* [WORKING DATA]:
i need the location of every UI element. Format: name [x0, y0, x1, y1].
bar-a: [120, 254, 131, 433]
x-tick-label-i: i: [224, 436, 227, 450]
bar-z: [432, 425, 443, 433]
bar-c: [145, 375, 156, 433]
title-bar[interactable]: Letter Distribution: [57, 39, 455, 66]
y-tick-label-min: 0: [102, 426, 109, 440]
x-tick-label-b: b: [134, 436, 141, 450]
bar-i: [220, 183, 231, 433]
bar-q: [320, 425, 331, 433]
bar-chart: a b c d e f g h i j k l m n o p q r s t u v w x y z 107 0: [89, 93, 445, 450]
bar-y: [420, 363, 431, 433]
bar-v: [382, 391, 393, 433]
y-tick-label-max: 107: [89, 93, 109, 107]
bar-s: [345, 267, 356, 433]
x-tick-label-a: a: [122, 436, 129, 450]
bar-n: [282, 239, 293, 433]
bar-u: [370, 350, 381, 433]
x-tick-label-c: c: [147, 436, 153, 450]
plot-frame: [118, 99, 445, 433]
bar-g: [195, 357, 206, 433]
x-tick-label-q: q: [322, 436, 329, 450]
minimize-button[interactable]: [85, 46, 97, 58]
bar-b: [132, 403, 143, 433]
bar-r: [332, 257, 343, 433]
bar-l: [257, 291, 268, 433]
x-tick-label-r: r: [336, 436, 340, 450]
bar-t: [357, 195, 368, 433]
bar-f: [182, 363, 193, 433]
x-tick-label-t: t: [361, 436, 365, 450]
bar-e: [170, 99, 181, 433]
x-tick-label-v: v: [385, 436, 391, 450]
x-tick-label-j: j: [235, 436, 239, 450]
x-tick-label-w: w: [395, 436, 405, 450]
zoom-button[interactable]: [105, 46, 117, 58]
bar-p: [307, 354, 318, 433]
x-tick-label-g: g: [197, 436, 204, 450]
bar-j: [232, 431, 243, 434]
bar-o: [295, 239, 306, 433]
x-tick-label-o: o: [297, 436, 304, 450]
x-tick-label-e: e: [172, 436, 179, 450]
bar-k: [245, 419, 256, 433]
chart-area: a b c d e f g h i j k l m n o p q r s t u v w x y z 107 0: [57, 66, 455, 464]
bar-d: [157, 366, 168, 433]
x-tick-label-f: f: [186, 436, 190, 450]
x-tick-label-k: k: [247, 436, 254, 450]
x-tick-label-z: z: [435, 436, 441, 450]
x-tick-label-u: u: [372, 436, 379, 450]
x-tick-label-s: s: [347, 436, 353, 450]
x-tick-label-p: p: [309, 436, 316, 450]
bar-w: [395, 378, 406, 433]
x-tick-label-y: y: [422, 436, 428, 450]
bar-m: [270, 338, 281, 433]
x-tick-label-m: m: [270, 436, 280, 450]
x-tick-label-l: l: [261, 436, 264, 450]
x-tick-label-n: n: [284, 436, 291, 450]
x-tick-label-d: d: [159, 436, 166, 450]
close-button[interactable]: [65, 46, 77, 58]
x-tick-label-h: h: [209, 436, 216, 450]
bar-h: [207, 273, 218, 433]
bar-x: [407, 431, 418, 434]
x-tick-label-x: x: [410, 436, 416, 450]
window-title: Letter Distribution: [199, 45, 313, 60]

* [DIRECTIONS]: Rewrite the listing above, substituting "Character Frequency" for every occurrence of "Letter Distribution" and changing nothing else.

* [WORKED SOLUTION]:
i need the location of every UI element. Format: name [x0, y0, x1, y1].
bar-a: [120, 254, 131, 433]
x-tick-label-i: i: [224, 436, 227, 450]
bar-z: [432, 425, 443, 433]
bar-c: [145, 375, 156, 433]
title-bar[interactable]: Character Frequency: [57, 39, 455, 66]
y-tick-label-min: 0: [102, 426, 109, 440]
x-tick-label-b: b: [134, 436, 141, 450]
bar-i: [220, 183, 231, 433]
bar-q: [320, 425, 331, 433]
bar-chart: a b c d e f g h i j k l m n o p q r s t u v w x y z 107 0: [89, 93, 445, 450]
bar-y: [420, 363, 431, 433]
bar-v: [382, 391, 393, 433]
y-tick-label-max: 107: [89, 93, 109, 107]
bar-s: [345, 267, 356, 433]
x-tick-label-a: a: [122, 436, 129, 450]
bar-n: [282, 239, 293, 433]
bar-u: [370, 350, 381, 433]
x-tick-label-c: c: [147, 436, 153, 450]
plot-frame: [118, 99, 445, 433]
bar-g: [195, 357, 206, 433]
x-tick-label-q: q: [322, 436, 329, 450]
minimize-button[interactable]: [85, 46, 97, 58]
bar-b: [132, 403, 143, 433]
bar-r: [332, 257, 343, 433]
bar-l: [257, 291, 268, 433]
x-tick-label-r: r: [336, 436, 340, 450]
bar-t: [357, 195, 368, 433]
bar-f: [182, 363, 193, 433]
x-tick-label-t: t: [361, 436, 365, 450]
bar-e: [170, 99, 181, 433]
x-tick-label-v: v: [385, 436, 391, 450]
x-tick-label-j: j: [235, 436, 239, 450]
x-tick-label-w: w: [395, 436, 405, 450]
zoom-button[interactable]: [105, 46, 117, 58]
bar-p: [307, 354, 318, 433]
x-tick-label-g: g: [197, 436, 204, 450]
bar-j: [232, 431, 243, 434]
bar-o: [295, 239, 306, 433]
x-tick-label-o: o: [297, 436, 304, 450]
x-tick-label-e: e: [172, 436, 179, 450]
bar-k: [245, 419, 256, 433]
chart-area: a b c d e f g h i j k l m n o p q r s t u v w x y z 107 0: [57, 66, 455, 464]
bar-d: [157, 366, 168, 433]
x-tick-label-f: f: [186, 436, 190, 450]
x-tick-label-k: k: [247, 436, 254, 450]
x-tick-label-z: z: [435, 436, 441, 450]
x-tick-label-u: u: [372, 436, 379, 450]
x-tick-label-s: s: [347, 436, 353, 450]
x-tick-label-p: p: [309, 436, 316, 450]
bar-w: [395, 378, 406, 433]
x-tick-label-y: y: [422, 436, 428, 450]
bar-m: [270, 338, 281, 433]
x-tick-label-m: m: [270, 436, 280, 450]
x-tick-label-l: l: [261, 436, 264, 450]
x-tick-label-n: n: [284, 436, 291, 450]
x-tick-label-d: d: [159, 436, 166, 450]
close-button[interactable]: [65, 46, 77, 58]
x-tick-label-h: h: [209, 436, 216, 450]
bar-h: [207, 273, 218, 433]
bar-x: [407, 431, 418, 434]
x-tick-label-x: x: [410, 436, 416, 450]
window-title: Character Frequency: [199, 45, 313, 60]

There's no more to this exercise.